Task details - Reproduce all the entries exactly.

[Begin]

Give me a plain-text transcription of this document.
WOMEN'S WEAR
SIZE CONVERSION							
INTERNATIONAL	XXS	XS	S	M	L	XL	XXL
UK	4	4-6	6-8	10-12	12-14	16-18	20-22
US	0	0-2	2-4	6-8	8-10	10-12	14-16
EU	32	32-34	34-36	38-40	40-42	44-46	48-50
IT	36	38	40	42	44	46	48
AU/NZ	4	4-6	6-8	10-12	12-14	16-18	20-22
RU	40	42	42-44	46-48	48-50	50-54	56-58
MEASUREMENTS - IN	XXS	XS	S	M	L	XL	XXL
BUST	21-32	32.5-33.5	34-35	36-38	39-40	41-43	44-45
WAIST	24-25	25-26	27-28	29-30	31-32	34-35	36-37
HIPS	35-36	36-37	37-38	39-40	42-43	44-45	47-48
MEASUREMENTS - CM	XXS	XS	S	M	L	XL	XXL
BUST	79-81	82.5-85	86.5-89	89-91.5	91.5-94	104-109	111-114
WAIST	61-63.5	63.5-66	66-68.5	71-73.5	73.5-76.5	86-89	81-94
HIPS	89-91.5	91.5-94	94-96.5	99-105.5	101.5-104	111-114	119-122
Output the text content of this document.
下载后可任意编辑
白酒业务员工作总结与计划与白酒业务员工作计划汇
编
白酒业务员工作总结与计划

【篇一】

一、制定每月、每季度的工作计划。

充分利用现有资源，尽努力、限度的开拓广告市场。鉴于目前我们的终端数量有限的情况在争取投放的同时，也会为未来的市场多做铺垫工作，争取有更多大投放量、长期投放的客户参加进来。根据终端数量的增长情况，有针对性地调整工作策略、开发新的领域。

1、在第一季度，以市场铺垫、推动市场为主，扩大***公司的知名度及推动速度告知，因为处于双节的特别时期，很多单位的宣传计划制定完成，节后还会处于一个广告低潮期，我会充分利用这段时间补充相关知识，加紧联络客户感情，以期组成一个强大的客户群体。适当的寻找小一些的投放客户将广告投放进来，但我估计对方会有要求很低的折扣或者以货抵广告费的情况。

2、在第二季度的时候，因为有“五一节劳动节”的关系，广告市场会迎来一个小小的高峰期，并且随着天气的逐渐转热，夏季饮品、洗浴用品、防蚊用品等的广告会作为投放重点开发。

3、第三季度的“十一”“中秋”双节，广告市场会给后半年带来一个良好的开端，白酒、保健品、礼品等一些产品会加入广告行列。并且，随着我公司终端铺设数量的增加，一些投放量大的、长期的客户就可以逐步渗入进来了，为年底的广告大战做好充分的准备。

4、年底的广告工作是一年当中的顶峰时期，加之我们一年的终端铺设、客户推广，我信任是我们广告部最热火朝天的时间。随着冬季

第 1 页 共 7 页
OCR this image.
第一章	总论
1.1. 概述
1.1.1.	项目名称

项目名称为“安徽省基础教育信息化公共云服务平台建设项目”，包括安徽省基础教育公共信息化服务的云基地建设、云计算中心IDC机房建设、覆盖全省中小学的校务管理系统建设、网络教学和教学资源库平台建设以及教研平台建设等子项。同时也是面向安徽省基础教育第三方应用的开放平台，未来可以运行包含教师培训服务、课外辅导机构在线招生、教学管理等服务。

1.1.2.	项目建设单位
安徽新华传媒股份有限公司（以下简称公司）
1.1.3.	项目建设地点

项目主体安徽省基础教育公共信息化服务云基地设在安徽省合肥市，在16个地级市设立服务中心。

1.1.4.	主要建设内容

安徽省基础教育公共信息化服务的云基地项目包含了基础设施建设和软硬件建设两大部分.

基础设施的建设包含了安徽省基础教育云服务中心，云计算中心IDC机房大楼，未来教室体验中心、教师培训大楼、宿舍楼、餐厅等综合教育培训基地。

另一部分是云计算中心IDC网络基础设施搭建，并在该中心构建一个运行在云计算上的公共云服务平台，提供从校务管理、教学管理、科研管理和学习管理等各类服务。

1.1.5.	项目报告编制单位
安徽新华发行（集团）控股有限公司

[End]

Task solution -
Give me a plain-text transcription of this document.
WOMEN'S WEAR
SIZE CONVERSION							
INTERNATIONAL	XXS	XS	S	M	L	XL	XXL
UK	4	4-6	6-8	10-12	12-14	16-18	20-22
US	0	0-2	2-4	6-8	8-10	10-12	14-16
EU	32	32-34	34-36	38-40	40-42	44-46	48-50
IT	36	38	40	42	44	46	48
AU/NZ	4	4-6	6-8	10-12	12-14	16-18	20-22
RU	40	42	42-44	46-48	48-50	50-54	56-58
MEASUREMENTS - IN	XXS	XS	S	M	L	XL	XXL
BUST	21-32	32.5-33.5	34-35	36-38	39-40	41-43	44-45
WAIST	24-25	25-26	27-28	29-30	31-32	34-35	36-37
HIPS	35-36	36-37	37-38	39-40	42-43	44-45	47-48
MEASUREMENTS - CM	XXS	XS	S	M	L	XL	XXL
BUST	79-81	82.5-85	86.5-89	89-91.5	91.5-94	104-109	111-114
WAIST	61-63.5	63.5-66	66-68.5	71-73.5	73.5-76.5	86-89	81-94
HIPS	89-91.5	91.5-94	94-96.5	99-105.5	101.5-104	111-114	119-122
Output the text content of this document.
下载后可任意编辑
白酒业务员工作总结与计划与白酒业务员工作计划汇
编
白酒业务员工作总结与计划

【篇一】

一、制定每月、每季度的工作计划。

充分利用现有资源，尽努力、限度的开拓广告市场。鉴于目前我们的终端数量有限的情况在争取投放的同时，也会为未来的市场多做铺垫工作，争取有更多大投放量、长期投放的客户参加进来。根据终端数量的增长情况，有针对性地调整工作策略、开发新的领域。

1、在第一季度，以市场铺垫、推动市场为主，扩大***公司的知名度及推动速度告知，因为处于双节的特别时期，很多单位的宣传计划制定完成，节后还会处于一个广告低潮期，我会充分利用这段时间补充相关知识，加紧联络客户感情，以期组成一个强大的客户群体。适当的寻找小一些的投放客户将广告投放进来，但我估计对方会有要求很低的折扣或者以货抵广告费的情况。

2、在第二季度的时候，因为有“五一节劳动节”的关系，广告市场会迎来一个小小的高峰期，并且随着天气的逐渐转热，夏季饮品、洗浴用品、防蚊用品等的广告会作为投放重点开发。

3、第三季度的“十一”“中秋”双节，广告市场会给后半年带来一个良好的开端，白酒、保健品、礼品等一些产品会加入广告行列。并且，随着我公司终端铺设数量的增加，一些投放量大的、长期的客户就可以逐步渗入进来了，为年底的广告大战做好充分的准备。

4、年底的广告工作是一年当中的顶峰时期，加之我们一年的终端铺设、客户推广，我信任是我们广告部最热火朝天的时间。随着冬季

第 1 页 共 7 页
OCR this image.
第一章	总论
1.1. 概述
1.1.1.	项目名称

项目名称为“安徽省基础教育信息化公共云服务平台建设项目”，包括安徽省基础教育公共信息化服务的云基地建设、云计算中心IDC机房建设、覆盖全省中小学的校务管理系统建设、网络教学和教学资源库平台建设以及教研平台建设等子项。同时也是面向安徽省基础教育第三方应用的开放平台，未来可以运行包含教师培训服务、课外辅导机构在线招生、教学管理等服务。

1.1.2.	项目建设单位
安徽新华传媒股份有限公司（以下简称公司）
1.1.3.	项目建设地点

项目主体安徽省基础教育公共信息化服务云基地设在安徽省合肥市，在16个地级市设立服务中心。

1.1.4.	主要建设内容

安徽省基础教育公共信息化服务的云基地项目包含了基础设施建设和软硬件建设两大部分.

基础设施的建设包含了安徽省基础教育云服务中心，云计算中心IDC机房大楼，未来教室体验中心、教师培训大楼、宿舍楼、餐厅等综合教育培训基地。

另一部分是云计算中心IDC网络基础设施搭建，并在该中心构建一个运行在云计算上的公共云服务平台，提供从校务管理、教学管理、科研管理和学习管理等各类服务。

1.1.5.	项目报告编制单位
安徽新华发行（集团）控股有限公司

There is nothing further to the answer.